TASK DETAILS
The records that follow are to be transcribed in full, without their images.

Dataset records:
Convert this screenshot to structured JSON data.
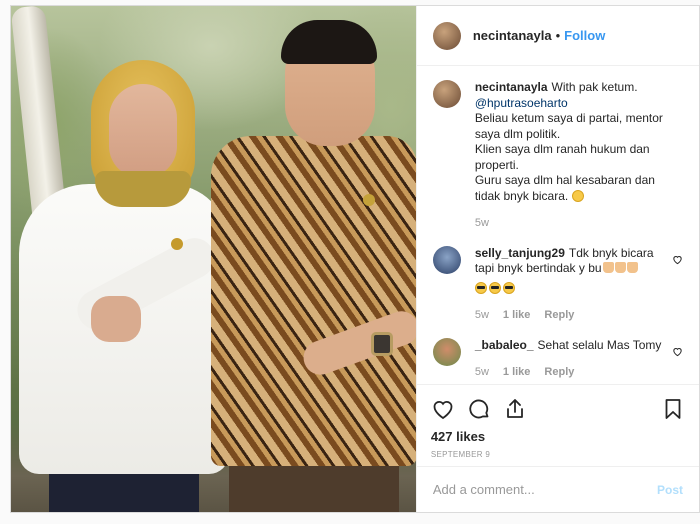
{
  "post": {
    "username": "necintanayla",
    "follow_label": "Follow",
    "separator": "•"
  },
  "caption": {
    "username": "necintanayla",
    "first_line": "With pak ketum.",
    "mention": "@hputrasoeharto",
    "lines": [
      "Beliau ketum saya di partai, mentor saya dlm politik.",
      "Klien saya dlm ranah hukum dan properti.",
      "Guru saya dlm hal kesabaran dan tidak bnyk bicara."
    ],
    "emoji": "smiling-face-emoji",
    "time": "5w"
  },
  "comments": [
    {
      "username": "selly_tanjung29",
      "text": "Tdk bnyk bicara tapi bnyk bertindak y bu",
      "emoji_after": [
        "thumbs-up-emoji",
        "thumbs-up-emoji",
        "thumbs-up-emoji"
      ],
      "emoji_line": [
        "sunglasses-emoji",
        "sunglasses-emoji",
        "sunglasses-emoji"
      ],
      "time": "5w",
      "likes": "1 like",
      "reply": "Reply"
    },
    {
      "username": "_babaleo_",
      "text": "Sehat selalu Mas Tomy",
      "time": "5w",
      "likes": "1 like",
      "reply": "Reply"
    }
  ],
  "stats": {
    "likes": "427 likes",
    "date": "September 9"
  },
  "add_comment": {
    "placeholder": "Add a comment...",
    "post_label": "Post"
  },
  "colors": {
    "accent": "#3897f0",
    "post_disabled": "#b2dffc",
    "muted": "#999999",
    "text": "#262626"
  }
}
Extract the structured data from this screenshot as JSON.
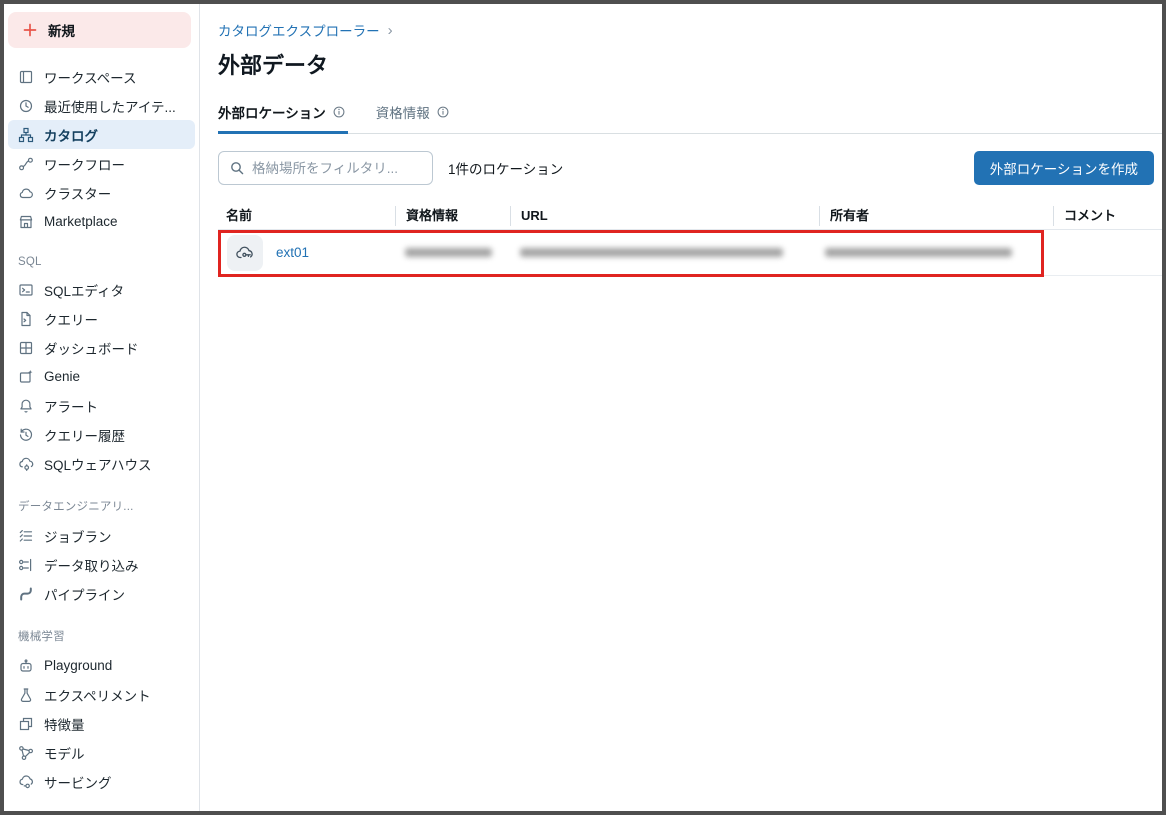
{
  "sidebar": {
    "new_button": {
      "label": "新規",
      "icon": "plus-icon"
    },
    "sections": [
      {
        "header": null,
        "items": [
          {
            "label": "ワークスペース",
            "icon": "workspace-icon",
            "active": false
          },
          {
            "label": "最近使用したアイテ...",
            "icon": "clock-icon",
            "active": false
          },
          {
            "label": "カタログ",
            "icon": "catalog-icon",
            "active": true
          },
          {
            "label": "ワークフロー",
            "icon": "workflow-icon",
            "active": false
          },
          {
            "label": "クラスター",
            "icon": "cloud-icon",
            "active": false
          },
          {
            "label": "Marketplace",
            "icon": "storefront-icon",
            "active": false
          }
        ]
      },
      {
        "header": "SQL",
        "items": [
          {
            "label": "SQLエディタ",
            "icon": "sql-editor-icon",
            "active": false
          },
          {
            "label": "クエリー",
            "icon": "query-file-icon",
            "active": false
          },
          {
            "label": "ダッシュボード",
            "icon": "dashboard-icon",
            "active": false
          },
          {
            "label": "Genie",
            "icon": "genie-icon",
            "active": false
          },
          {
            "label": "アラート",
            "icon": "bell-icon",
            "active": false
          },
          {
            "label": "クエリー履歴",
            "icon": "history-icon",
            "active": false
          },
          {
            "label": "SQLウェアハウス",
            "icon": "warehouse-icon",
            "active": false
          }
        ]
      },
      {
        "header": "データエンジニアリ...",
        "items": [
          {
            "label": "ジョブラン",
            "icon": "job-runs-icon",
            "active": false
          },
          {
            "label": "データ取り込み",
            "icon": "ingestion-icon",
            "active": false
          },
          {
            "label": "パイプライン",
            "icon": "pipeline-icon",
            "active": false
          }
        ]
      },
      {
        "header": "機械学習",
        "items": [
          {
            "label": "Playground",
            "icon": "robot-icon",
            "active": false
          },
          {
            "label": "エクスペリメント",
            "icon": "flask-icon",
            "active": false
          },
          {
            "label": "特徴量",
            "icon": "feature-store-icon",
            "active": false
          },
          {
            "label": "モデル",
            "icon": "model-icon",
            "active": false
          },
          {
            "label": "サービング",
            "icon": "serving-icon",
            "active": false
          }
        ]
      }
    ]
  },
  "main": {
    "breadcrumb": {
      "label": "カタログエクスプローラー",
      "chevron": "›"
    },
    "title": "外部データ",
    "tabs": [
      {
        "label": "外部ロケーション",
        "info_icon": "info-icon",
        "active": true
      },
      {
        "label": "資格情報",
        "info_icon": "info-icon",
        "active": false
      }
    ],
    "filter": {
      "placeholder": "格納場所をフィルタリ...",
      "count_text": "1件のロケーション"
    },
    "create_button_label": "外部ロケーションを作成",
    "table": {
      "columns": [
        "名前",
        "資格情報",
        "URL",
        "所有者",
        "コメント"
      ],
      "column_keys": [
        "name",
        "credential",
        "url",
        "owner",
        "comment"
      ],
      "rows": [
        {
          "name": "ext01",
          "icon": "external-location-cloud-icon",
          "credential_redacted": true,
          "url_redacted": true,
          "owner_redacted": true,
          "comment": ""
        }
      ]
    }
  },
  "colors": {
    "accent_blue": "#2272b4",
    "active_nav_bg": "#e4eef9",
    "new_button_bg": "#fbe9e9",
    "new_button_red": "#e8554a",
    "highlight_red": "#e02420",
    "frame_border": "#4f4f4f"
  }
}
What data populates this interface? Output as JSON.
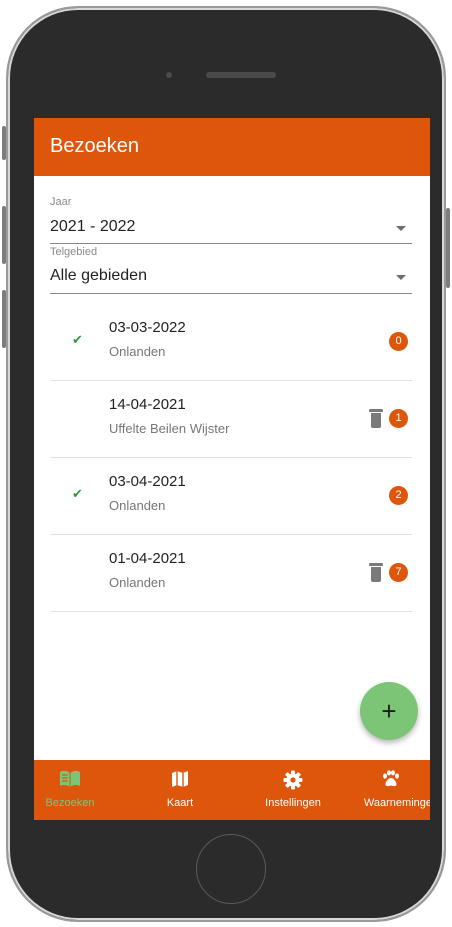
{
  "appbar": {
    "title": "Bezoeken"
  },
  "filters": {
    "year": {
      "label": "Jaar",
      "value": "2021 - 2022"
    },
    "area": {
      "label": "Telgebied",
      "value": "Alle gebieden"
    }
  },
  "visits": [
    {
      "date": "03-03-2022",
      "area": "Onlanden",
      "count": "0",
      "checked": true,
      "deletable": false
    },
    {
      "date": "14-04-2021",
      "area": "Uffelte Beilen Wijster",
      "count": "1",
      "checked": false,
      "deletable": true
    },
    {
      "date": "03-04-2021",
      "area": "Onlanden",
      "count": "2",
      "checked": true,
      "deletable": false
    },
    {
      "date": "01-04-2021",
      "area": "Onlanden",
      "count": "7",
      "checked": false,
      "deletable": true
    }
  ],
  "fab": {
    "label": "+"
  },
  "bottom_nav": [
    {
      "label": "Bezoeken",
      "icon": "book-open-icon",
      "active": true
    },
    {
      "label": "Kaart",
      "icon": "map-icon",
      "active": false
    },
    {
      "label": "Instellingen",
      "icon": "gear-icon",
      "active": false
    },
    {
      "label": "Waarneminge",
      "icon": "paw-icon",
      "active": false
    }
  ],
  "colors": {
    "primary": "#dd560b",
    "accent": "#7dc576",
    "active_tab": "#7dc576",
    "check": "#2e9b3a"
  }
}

CORRECT ANSWER
Convert this screenshot to structured JSON data.
{
  "post": {
    "username": "necintanayla",
    "follow_label": "Follow",
    "separator": "•"
  },
  "caption": {
    "username": "necintanayla",
    "first_line": "With pak ketum.",
    "mention": "@hputrasoeharto",
    "lines": [
      "Beliau ketum saya di partai, mentor saya dlm politik.",
      "Klien saya dlm ranah hukum dan properti.",
      "Guru saya dlm hal kesabaran dan tidak bnyk bicara."
    ],
    "emoji": "smiling-face-emoji",
    "time": "5w"
  },
  "comments": [
    {
      "username": "selly_tanjung29",
      "text": "Tdk bnyk bicara tapi bnyk bertindak y bu",
      "emoji_after": [
        "thumbs-up-emoji",
        "thumbs-up-emoji",
        "thumbs-up-emoji"
      ],
      "emoji_line": [
        "sunglasses-emoji",
        "sunglasses-emoji",
        "sunglasses-emoji"
      ],
      "time": "5w",
      "likes": "1 like",
      "reply": "Reply"
    },
    {
      "username": "_babaleo_",
      "text": "Sehat selalu Mas Tomy",
      "time": "5w",
      "likes": "1 like",
      "reply": "Reply"
    }
  ],
  "stats": {
    "likes": "427 likes",
    "date": "September 9"
  },
  "add_comment": {
    "placeholder": "Add a comment...",
    "post_label": "Post"
  },
  "colors": {
    "accent": "#3897f0",
    "post_disabled": "#b2dffc",
    "muted": "#999999",
    "text": "#262626"
  }
}
Extract the structured data from this screenshot as JSON.
{
  "sidebar": {
    "new_button": {
      "label": "新規",
      "icon": "plus-icon"
    },
    "sections": [
      {
        "header": null,
        "items": [
          {
            "label": "ワークスペース",
            "icon": "workspace-icon",
            "active": false
          },
          {
            "label": "最近使用したアイテ...",
            "icon": "clock-icon",
            "active": false
          },
          {
            "label": "カタログ",
            "icon": "catalog-icon",
            "active": true
          },
          {
            "label": "ワークフロー",
            "icon": "workflow-icon",
            "active": false
          },
          {
            "label": "クラスター",
            "icon": "cloud-icon",
            "active": false
          },
          {
            "label": "Marketplace",
            "icon": "storefront-icon",
            "active": false
          }
        ]
      },
      {
        "header": "SQL",
        "items": [
          {
            "label": "SQLエディタ",
            "icon": "sql-editor-icon",
            "active": false
          },
          {
            "label": "クエリー",
            "icon": "query-file-icon",
            "active": false
          },
          {
            "label": "ダッシュボード",
            "icon": "dashboard-icon",
            "active": false
          },
          {
            "label": "Genie",
            "icon": "genie-icon",
            "active": false
          },
          {
            "label": "アラート",
            "icon": "bell-icon",
            "active": false
          },
          {
            "label": "クエリー履歴",
            "icon": "history-icon",
            "active": false
          },
          {
            "label": "SQLウェアハウス",
            "icon": "warehouse-icon",
            "active": false
          }
        ]
      },
      {
        "header": "データエンジニアリ...",
        "items": [
          {
            "label": "ジョブラン",
            "icon": "job-runs-icon",
            "active": false
          },
          {
            "label": "データ取り込み",
            "icon": "ingestion-icon",
            "active": false
          },
          {
            "label": "パイプライン",
            "icon": "pipeline-icon",
            "active": false
          }
        ]
      },
      {
        "header": "機械学習",
        "items": [
          {
            "label": "Playground",
            "icon": "robot-icon",
            "active": false
          },
          {
            "label": "エクスペリメント",
            "icon": "flask-icon",
            "active": false
          },
          {
            "label": "特徴量",
            "icon": "feature-store-icon",
            "active": false
          },
          {
            "label": "モデル",
            "icon": "model-icon",
            "active": false
          },
          {
            "label": "サービング",
            "icon": "serving-icon",
            "active": false
          }
        ]
      }
    ]
  },
  "main": {
    "breadcrumb": {
      "label": "カタログエクスプローラー",
      "chevron": "›"
    },
    "title": "外部データ",
    "tabs": [
      {
        "label": "外部ロケーション",
        "info_icon": "info-icon",
        "active": true
      },
      {
        "label": "資格情報",
        "info_icon": "info-icon",
        "active": false
      }
    ],
    "filter": {
      "placeholder": "格納場所をフィルタリ...",
      "count_text": "1件のロケーション"
    },
    "create_button_label": "外部ロケーションを作成",
    "table": {
      "columns": [
        "名前",
        "資格情報",
        "URL",
        "所有者",
        "コメント"
      ],
      "column_keys": [
        "name",
        "credential",
        "url",
        "owner",
        "comment"
      ],
      "rows": [
        {
          "name": "ext01",
          "icon": "external-location-cloud-icon",
          "credential_redacted": true,
          "url_redacted": true,
          "owner_redacted": true,
          "comment": ""
        }
      ]
    }
  },
  "colors": {
    "accent_blue": "#2272b4",
    "active_nav_bg": "#e4eef9",
    "new_button_bg": "#fbe9e9",
    "new_button_red": "#e8554a",
    "highlight_red": "#e02420",
    "frame_border": "#4f4f4f"
  }
}
What data populates this interface? Output as JSON.
{
  "appbar": {
    "title": "Bezoeken"
  },
  "filters": {
    "year": {
      "label": "Jaar",
      "value": "2021 - 2022"
    },
    "area": {
      "label": "Telgebied",
      "value": "Alle gebieden"
    }
  },
  "visits": [
    {
      "date": "03-03-2022",
      "area": "Onlanden",
      "count": "0",
      "checked": true,
      "deletable": false
    },
    {
      "date": "14-04-2021",
      "area": "Uffelte Beilen Wijster",
      "count": "1",
      "checked": false,
      "deletable": true
    },
    {
      "date": "03-04-2021",
      "area": "Onlanden",
      "count": "2",
      "checked": true,
      "deletable": false
    },
    {
      "date": "01-04-2021",
      "area": "Onlanden",
      "count": "7",
      "checked": false,
      "deletable": true
    }
  ],
  "fab": {
    "label": "+"
  },
  "bottom_nav": [
    {
      "label": "Bezoeken",
      "icon": "book-open-icon",
      "active": true
    },
    {
      "label": "Kaart",
      "icon": "map-icon",
      "active": false
    },
    {
      "label": "Instellingen",
      "icon": "gear-icon",
      "active": false
    },
    {
      "label": "Waarneminge",
      "icon": "paw-icon",
      "active": false
    }
  ],
  "colors": {
    "primary": "#dd560b",
    "accent": "#7dc576",
    "active_tab": "#7dc576",
    "check": "#2e9b3a"
  }
}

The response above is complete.